• Task instructions: Render everything from the line containing "List all visible" down to the line containing "- load-data-button[interactable]: Load" as a Markdown table with the columns Index and Content. Number each line, skip blank lines, and leave out the pictures.

• Provided data:
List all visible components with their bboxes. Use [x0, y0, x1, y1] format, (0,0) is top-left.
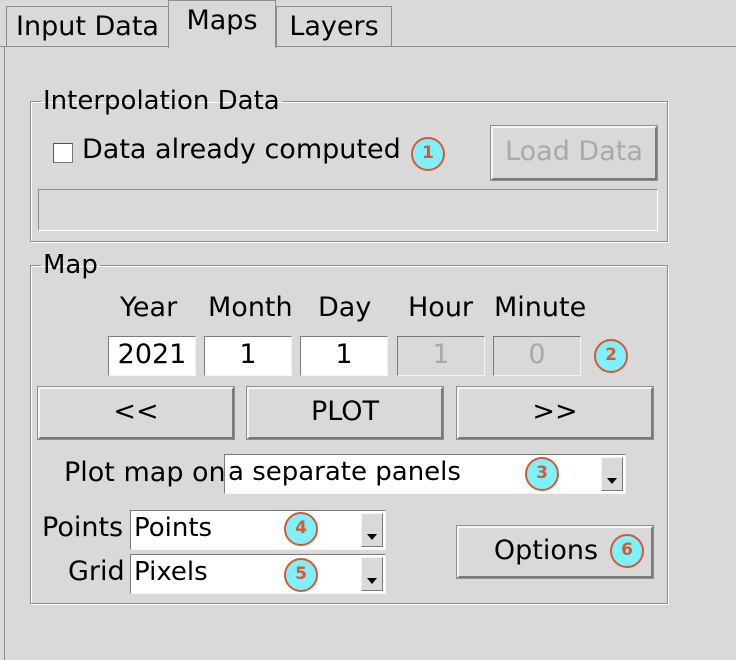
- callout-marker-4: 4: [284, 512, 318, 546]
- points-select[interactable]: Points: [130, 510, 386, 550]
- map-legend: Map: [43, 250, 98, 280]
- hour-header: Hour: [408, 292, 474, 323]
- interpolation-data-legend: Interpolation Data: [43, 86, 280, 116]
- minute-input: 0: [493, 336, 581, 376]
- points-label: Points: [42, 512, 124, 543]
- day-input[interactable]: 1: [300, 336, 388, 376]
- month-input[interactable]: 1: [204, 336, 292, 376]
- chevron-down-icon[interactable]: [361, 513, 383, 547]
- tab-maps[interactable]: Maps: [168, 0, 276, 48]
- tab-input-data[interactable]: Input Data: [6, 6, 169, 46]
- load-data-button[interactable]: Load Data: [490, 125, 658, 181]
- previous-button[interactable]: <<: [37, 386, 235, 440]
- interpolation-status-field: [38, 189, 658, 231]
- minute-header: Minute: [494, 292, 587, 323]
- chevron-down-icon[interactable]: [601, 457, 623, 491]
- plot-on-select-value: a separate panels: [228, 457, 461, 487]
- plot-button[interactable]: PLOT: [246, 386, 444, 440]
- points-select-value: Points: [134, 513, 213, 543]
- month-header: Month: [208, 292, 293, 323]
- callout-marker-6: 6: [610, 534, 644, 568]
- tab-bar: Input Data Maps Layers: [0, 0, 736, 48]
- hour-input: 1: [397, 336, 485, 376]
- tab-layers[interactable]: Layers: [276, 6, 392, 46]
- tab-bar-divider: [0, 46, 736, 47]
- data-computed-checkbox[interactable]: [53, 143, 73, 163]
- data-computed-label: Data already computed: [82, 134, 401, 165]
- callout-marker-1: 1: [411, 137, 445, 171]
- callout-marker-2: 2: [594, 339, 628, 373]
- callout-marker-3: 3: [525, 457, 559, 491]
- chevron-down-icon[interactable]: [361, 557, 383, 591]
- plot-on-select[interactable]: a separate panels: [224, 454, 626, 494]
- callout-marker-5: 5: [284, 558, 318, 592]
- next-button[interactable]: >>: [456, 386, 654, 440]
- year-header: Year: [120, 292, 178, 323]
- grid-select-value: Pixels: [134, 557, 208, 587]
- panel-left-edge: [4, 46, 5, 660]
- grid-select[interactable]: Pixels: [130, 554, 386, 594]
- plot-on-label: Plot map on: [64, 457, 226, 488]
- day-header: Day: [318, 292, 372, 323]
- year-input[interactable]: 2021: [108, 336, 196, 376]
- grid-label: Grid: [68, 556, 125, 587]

==

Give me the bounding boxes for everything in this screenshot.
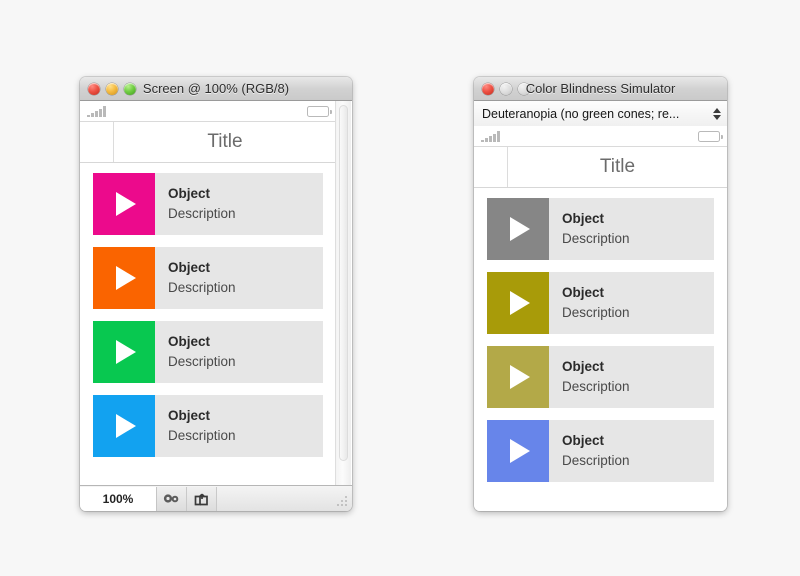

* * *

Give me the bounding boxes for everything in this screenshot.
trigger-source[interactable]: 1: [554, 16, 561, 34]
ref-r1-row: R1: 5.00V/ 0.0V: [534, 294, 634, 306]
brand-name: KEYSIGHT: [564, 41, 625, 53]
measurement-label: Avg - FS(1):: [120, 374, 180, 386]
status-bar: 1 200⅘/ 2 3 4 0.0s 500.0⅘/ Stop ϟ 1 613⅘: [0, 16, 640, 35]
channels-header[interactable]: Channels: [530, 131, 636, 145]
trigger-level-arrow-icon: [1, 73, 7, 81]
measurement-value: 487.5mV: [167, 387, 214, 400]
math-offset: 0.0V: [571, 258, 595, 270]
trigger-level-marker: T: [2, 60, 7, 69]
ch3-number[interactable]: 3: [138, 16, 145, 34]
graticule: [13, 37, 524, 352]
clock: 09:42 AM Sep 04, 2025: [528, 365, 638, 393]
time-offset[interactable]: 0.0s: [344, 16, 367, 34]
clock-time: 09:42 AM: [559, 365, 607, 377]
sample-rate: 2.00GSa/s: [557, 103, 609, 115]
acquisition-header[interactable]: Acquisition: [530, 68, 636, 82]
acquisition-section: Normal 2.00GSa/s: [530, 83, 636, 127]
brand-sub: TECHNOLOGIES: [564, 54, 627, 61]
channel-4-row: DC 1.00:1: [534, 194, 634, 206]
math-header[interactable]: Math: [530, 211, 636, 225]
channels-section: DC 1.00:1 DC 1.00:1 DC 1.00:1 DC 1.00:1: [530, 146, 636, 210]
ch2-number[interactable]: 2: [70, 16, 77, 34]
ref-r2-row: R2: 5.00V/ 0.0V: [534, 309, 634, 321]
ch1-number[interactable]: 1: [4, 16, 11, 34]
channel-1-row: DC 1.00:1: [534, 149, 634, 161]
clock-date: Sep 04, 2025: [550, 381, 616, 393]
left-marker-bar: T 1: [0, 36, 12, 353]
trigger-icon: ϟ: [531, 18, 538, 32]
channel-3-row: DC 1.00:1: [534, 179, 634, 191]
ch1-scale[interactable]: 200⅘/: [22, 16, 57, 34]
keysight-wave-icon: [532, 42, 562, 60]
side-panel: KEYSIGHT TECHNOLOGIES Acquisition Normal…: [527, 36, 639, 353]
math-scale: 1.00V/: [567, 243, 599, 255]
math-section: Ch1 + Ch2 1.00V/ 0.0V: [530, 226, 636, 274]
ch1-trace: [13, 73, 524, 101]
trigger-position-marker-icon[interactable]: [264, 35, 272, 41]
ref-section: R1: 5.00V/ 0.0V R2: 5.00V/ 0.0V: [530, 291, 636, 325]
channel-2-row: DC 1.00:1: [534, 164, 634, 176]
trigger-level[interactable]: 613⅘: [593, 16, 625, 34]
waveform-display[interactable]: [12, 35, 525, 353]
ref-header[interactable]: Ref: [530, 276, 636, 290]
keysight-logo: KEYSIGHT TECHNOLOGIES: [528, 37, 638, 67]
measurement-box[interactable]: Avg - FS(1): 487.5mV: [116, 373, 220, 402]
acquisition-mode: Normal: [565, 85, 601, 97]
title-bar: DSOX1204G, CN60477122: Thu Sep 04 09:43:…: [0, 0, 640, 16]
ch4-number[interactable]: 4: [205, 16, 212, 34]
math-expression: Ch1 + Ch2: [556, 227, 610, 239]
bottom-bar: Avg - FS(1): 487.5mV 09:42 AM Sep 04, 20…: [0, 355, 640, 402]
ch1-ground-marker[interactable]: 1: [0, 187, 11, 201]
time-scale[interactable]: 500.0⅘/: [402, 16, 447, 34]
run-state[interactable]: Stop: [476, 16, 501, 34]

• Solution below:
| Index | Content |
|---|---|
| 1 | List all visible components with their bboxes. Use [x0, y0, x1, y1] format, (0,0) is top-left. |
| 2 | - callout-marker-4: 4: [284, 512, 318, 546] |
| 3 | - points-select[interactable]: Points: [130, 510, 386, 550] |
| 4 | - map-legend: Map: [43, 250, 98, 280] |
| 5 | - hour-header: Hour: [408, 292, 474, 323] |
| 6 | - interpolation-data-legend: Interpolation Data: [43, 86, 280, 116] |
| 7 | - minute-input: 0: [493, 336, 581, 376] |
| 8 | - points-label: Points: [42, 512, 124, 543] |
| 9 | - day-input[interactable]: 1: [300, 336, 388, 376] |
| 10 | - month-input[interactable]: 1: [204, 336, 292, 376] |
| 11 | - chevron-down-icon[interactable]: [361, 513, 383, 547] |
| 12 | - tab-maps[interactable]: Maps: [168, 0, 276, 48] |
| 13 | - tab-input-data[interactable]: Input Data: [6, 6, 169, 46] |
| 14 | - load-data-button[interactable]: Load Data: [490, 125, 658, 181] |